Check each line of the records below for the word "emit" and copy those where it appears.
* start Dataset *
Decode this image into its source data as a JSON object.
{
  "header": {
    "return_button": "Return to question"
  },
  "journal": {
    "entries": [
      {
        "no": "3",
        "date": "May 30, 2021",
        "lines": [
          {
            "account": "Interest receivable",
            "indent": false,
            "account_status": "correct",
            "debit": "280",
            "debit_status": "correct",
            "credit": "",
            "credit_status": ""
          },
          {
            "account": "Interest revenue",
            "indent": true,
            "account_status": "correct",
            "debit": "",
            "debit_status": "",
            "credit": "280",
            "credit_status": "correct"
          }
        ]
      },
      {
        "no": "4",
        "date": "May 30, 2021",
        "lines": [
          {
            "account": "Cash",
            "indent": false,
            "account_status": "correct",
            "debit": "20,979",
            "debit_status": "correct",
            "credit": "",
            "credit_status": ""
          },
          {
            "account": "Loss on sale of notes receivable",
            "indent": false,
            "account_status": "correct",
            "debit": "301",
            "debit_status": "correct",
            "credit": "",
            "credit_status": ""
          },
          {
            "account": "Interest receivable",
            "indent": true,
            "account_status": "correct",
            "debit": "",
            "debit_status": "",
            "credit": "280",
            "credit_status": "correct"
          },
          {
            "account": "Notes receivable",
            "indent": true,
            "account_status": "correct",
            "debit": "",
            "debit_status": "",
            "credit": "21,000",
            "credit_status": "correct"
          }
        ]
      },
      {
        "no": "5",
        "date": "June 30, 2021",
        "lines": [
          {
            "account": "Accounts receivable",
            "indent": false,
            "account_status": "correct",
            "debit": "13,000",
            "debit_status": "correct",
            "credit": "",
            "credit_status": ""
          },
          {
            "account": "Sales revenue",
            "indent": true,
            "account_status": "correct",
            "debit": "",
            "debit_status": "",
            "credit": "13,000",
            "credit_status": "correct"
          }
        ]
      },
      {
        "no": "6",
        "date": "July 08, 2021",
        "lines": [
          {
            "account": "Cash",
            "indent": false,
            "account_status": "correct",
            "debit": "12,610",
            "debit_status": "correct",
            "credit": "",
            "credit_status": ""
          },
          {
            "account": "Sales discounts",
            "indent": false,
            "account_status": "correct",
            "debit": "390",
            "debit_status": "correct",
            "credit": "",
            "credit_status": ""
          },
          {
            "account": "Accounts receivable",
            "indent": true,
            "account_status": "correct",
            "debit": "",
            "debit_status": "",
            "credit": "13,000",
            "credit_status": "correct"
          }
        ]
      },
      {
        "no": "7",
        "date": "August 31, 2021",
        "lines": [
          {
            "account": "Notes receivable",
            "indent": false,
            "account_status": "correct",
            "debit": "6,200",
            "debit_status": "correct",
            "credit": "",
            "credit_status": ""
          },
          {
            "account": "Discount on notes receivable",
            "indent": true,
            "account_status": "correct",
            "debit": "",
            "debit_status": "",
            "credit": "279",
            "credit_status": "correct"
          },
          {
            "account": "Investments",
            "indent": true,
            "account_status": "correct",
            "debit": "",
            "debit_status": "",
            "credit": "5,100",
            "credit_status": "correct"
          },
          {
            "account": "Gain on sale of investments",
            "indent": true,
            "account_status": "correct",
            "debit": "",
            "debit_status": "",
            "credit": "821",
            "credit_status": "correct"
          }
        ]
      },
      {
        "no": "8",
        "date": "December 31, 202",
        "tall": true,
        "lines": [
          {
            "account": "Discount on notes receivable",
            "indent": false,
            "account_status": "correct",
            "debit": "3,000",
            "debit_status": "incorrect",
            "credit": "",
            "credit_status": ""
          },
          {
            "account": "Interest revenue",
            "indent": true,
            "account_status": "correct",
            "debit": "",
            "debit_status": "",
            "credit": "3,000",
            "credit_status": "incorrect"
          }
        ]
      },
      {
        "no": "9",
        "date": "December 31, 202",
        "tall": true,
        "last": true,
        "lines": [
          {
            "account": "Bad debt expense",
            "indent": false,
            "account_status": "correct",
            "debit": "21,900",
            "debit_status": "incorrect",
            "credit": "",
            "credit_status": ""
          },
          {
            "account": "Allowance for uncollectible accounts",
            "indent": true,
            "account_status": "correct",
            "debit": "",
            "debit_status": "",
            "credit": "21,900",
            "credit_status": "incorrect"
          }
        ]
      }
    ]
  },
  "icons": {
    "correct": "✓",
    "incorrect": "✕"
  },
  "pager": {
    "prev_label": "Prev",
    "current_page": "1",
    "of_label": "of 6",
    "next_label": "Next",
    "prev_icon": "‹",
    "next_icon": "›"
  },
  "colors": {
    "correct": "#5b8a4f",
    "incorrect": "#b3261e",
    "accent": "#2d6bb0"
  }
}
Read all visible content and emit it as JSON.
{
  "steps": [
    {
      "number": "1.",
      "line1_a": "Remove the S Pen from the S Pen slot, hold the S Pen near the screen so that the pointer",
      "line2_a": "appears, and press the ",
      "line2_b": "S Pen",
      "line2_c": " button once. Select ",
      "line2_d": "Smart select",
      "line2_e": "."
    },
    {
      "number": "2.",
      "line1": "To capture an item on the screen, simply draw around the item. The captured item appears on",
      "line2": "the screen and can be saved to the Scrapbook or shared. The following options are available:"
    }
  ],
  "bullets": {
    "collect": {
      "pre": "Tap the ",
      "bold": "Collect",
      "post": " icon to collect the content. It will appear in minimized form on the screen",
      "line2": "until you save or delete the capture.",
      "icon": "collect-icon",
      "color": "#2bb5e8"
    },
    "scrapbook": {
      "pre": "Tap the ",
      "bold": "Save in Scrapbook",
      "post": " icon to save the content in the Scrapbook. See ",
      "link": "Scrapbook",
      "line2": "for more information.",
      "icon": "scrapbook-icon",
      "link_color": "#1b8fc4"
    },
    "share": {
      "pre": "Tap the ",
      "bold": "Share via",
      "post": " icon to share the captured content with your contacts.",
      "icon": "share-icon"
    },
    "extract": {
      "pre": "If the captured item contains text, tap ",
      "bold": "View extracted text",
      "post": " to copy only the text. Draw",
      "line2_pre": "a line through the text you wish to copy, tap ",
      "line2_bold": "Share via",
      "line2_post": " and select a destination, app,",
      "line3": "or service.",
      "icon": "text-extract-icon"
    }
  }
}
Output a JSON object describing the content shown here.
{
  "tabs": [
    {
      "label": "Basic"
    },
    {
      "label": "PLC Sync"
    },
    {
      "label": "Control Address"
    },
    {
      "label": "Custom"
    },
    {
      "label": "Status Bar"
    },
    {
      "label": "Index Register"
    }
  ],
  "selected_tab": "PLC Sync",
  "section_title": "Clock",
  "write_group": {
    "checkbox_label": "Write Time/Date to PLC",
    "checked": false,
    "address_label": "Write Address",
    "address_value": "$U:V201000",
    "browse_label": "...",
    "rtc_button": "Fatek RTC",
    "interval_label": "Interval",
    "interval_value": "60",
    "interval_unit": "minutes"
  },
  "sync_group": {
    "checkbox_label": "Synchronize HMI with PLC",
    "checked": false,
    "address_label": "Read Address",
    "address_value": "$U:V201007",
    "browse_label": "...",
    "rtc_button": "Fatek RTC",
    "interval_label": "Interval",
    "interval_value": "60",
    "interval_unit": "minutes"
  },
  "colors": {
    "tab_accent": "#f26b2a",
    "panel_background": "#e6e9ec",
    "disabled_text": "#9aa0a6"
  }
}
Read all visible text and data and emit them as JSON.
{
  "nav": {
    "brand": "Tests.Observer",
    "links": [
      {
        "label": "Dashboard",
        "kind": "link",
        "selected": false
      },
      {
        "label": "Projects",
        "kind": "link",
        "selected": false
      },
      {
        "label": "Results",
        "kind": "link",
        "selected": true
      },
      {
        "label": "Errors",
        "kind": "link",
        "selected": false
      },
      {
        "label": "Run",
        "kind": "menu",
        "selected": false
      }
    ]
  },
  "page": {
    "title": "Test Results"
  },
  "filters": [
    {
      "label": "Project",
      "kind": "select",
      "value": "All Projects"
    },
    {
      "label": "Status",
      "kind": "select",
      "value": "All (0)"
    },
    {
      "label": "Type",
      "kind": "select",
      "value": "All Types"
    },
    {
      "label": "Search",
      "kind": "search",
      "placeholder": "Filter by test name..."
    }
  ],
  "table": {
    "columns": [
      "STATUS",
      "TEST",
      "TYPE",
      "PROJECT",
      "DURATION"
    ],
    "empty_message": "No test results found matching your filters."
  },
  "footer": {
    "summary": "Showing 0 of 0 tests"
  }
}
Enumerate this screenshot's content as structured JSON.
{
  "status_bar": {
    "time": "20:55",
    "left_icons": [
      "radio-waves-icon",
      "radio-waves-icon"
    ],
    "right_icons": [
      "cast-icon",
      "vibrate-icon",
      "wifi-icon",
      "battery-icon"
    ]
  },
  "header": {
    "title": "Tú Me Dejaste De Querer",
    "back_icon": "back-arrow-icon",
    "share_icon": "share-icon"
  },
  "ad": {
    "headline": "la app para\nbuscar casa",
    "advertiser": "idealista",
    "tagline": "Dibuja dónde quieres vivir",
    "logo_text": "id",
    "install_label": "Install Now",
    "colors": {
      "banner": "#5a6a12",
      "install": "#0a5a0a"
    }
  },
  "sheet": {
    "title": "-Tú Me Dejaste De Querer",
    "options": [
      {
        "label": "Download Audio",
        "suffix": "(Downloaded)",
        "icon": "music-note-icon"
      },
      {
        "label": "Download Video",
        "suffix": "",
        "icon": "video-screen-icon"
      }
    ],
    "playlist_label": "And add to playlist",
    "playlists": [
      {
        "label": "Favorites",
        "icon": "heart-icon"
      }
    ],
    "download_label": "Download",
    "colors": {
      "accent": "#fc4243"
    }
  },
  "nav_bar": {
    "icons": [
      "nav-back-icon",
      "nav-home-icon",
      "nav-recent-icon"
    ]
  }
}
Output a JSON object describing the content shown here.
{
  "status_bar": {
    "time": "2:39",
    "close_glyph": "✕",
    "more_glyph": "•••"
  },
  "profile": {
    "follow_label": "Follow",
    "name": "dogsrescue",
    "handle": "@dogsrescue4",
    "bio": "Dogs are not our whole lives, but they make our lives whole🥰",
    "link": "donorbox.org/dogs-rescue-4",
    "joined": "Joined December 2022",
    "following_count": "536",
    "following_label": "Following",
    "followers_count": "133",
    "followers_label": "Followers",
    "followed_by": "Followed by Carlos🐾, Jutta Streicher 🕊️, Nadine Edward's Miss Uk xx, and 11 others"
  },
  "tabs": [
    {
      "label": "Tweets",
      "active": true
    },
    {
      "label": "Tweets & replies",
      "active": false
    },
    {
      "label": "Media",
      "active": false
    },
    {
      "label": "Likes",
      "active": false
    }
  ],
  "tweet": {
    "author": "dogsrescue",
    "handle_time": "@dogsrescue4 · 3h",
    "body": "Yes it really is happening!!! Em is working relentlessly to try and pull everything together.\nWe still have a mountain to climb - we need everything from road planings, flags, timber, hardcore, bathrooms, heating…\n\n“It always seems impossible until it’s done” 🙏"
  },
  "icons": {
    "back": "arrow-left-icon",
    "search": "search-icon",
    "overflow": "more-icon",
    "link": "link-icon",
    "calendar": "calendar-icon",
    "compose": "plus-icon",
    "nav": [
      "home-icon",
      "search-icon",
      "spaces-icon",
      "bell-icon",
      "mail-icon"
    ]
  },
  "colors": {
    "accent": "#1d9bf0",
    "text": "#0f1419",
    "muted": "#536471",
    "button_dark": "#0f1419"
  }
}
* end Dataset *
● Response
Read all visible content and emit it as JSON.
Read all visible text and data and emit them as JSON.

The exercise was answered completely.